**Exercise requirements**
Gather up all lines that carry the word "elements".

**Task data**

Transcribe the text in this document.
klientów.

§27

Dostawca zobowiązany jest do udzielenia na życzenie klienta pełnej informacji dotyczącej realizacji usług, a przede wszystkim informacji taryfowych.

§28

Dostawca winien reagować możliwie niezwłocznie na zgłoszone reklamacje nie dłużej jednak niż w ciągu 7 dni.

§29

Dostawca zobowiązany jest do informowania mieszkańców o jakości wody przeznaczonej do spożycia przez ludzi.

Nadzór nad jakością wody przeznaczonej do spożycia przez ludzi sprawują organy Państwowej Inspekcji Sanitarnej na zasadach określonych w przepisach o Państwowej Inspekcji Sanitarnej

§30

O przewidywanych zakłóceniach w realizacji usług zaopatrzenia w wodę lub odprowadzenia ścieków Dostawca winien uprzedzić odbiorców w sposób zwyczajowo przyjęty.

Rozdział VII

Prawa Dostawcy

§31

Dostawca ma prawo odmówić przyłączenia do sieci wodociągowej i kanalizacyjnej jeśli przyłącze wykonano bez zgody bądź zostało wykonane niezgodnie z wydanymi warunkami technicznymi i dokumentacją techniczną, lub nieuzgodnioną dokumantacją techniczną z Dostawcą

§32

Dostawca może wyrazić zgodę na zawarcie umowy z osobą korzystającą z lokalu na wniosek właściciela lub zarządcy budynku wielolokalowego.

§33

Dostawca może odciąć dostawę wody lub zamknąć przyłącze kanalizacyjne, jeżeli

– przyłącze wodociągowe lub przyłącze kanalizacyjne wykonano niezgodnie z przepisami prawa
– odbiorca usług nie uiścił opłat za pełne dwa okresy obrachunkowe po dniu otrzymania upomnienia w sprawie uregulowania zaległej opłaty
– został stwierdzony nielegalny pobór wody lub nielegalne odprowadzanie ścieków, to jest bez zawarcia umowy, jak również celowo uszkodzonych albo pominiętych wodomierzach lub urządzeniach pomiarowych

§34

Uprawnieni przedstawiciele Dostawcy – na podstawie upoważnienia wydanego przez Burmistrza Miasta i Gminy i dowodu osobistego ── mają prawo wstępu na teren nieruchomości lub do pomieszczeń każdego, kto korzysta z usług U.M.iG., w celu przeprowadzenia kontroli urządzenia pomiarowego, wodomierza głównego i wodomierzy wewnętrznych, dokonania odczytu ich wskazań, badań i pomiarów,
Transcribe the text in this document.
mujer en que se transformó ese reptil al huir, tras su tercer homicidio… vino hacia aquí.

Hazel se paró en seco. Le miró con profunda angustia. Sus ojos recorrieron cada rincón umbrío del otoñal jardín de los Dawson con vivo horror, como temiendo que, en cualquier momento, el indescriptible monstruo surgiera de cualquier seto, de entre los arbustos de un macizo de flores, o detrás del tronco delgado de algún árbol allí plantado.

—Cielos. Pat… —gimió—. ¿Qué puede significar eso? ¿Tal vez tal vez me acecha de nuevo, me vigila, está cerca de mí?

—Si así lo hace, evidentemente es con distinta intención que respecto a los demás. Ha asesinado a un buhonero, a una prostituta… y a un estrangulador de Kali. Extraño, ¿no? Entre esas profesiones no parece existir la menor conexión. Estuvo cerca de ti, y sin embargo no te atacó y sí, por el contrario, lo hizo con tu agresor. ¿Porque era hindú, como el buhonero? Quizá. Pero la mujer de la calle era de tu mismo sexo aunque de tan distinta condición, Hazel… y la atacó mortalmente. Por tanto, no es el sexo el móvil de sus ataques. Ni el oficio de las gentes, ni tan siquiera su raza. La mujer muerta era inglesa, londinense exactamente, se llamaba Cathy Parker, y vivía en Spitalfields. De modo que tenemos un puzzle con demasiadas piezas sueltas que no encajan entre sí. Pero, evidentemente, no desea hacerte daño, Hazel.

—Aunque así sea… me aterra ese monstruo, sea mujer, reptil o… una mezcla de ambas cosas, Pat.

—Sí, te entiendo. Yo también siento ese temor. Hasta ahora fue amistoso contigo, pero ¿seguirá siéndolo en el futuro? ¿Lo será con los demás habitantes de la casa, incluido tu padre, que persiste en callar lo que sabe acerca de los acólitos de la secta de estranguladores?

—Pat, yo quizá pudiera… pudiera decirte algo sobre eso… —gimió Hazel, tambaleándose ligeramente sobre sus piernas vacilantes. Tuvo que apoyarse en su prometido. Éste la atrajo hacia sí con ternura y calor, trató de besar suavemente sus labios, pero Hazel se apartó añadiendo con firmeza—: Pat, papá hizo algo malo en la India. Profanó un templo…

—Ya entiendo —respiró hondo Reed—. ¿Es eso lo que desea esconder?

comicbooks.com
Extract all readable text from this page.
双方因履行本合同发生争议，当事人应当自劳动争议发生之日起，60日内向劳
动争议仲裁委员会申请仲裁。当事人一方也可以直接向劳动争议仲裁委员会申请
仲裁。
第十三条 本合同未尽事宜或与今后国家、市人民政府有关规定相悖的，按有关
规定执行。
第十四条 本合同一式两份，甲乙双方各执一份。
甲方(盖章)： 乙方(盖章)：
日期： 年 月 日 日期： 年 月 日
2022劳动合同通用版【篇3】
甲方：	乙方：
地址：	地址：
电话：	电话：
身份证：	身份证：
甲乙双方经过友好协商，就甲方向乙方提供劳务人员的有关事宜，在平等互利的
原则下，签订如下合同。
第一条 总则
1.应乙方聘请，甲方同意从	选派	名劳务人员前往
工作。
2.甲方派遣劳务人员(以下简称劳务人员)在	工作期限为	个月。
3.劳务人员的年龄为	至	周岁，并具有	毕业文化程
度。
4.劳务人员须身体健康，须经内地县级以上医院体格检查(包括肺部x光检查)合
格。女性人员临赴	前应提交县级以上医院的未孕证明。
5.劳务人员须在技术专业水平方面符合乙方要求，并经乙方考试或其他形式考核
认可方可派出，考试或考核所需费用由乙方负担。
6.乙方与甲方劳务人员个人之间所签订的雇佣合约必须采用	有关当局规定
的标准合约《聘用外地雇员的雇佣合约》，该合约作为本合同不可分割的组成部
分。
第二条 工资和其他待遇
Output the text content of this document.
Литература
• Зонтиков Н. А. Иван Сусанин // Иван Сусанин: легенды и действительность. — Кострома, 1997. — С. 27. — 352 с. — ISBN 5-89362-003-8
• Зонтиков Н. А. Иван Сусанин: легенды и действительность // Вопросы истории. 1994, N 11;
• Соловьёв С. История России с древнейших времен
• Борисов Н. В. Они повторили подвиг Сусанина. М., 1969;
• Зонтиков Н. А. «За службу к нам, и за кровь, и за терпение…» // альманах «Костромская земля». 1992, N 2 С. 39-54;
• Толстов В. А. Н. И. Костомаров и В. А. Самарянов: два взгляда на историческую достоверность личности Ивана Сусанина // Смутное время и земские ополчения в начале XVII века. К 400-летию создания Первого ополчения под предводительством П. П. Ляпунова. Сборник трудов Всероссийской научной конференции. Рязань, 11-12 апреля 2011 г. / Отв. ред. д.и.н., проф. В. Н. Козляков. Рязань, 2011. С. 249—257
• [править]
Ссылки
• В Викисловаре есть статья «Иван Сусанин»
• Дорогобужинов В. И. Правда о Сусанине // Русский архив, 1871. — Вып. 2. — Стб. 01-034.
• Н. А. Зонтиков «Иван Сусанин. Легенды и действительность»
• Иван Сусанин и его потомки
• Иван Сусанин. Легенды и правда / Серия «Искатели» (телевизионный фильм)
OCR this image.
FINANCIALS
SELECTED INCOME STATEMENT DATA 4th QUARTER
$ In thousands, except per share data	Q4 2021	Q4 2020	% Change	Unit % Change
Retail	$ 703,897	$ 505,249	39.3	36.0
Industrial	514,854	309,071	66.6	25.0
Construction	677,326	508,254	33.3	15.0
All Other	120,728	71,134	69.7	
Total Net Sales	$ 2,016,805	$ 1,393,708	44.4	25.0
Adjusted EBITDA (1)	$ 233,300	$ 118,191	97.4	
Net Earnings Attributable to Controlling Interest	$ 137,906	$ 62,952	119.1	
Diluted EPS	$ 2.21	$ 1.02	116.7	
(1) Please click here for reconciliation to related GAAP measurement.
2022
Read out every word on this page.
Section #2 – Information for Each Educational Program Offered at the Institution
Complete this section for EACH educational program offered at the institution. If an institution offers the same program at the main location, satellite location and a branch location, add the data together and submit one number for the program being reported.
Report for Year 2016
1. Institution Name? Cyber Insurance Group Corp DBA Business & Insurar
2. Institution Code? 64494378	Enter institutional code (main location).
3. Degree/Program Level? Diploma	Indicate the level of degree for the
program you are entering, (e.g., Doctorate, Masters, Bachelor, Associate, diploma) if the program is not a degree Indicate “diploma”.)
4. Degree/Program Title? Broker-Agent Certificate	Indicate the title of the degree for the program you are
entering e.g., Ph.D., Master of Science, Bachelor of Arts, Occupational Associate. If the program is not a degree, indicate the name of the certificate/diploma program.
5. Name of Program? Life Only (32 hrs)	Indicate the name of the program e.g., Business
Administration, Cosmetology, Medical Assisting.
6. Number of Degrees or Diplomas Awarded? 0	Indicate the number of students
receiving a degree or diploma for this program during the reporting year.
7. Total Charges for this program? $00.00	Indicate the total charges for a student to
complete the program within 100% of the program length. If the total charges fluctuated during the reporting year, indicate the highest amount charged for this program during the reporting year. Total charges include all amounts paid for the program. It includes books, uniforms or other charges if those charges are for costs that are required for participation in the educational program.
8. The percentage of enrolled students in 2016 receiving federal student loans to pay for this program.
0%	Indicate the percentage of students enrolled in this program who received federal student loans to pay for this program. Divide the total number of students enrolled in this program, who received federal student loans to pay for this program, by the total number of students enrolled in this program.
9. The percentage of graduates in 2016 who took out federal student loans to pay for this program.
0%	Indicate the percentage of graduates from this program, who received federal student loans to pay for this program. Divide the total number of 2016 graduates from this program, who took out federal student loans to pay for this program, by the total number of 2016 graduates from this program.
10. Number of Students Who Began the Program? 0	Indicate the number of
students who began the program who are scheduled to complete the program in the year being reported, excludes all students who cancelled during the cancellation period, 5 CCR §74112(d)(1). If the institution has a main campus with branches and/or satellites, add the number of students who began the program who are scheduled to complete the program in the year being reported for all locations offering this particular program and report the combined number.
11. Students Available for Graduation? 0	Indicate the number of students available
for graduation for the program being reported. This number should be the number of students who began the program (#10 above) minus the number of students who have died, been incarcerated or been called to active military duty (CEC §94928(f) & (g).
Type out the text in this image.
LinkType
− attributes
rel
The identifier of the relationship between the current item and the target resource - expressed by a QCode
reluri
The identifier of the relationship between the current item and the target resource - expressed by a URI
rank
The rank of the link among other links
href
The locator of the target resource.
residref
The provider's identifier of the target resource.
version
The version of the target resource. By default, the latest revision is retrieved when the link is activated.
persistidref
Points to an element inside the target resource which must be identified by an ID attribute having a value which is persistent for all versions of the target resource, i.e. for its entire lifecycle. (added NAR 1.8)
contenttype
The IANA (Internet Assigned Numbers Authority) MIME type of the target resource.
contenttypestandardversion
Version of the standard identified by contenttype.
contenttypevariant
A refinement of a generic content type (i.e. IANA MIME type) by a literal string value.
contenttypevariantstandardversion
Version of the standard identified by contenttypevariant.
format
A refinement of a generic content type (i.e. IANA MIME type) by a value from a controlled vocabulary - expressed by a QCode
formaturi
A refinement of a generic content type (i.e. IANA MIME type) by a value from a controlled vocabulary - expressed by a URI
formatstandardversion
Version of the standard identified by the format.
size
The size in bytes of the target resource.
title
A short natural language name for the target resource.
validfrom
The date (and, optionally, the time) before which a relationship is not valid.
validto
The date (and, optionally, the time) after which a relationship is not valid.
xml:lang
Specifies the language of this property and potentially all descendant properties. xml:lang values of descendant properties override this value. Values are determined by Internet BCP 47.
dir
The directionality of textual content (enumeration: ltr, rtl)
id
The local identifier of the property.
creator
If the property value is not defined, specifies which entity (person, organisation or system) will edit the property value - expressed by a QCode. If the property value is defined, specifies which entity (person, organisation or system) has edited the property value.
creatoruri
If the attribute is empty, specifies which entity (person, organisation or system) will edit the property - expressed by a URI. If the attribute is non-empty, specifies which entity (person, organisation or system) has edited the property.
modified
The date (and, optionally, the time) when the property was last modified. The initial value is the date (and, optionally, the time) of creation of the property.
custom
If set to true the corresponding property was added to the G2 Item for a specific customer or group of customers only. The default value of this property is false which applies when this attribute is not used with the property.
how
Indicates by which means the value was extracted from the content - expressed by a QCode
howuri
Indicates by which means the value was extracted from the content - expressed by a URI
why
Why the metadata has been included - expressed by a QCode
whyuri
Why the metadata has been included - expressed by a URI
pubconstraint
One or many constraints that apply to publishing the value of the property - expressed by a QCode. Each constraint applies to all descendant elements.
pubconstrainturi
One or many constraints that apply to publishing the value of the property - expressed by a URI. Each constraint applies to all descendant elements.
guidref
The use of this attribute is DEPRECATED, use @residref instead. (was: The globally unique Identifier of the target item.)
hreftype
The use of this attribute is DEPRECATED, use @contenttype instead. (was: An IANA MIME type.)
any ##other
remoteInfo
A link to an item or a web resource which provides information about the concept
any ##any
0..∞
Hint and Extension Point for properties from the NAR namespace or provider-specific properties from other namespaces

**Answer to the task**
One or many constraints that apply to publishing the value of the property - expressed by a QCode. Each constraint applies to all descendant elements.
One or many constraints that apply to publishing the value of the property - expressed by a URI. Each constraint applies to all descendant elements.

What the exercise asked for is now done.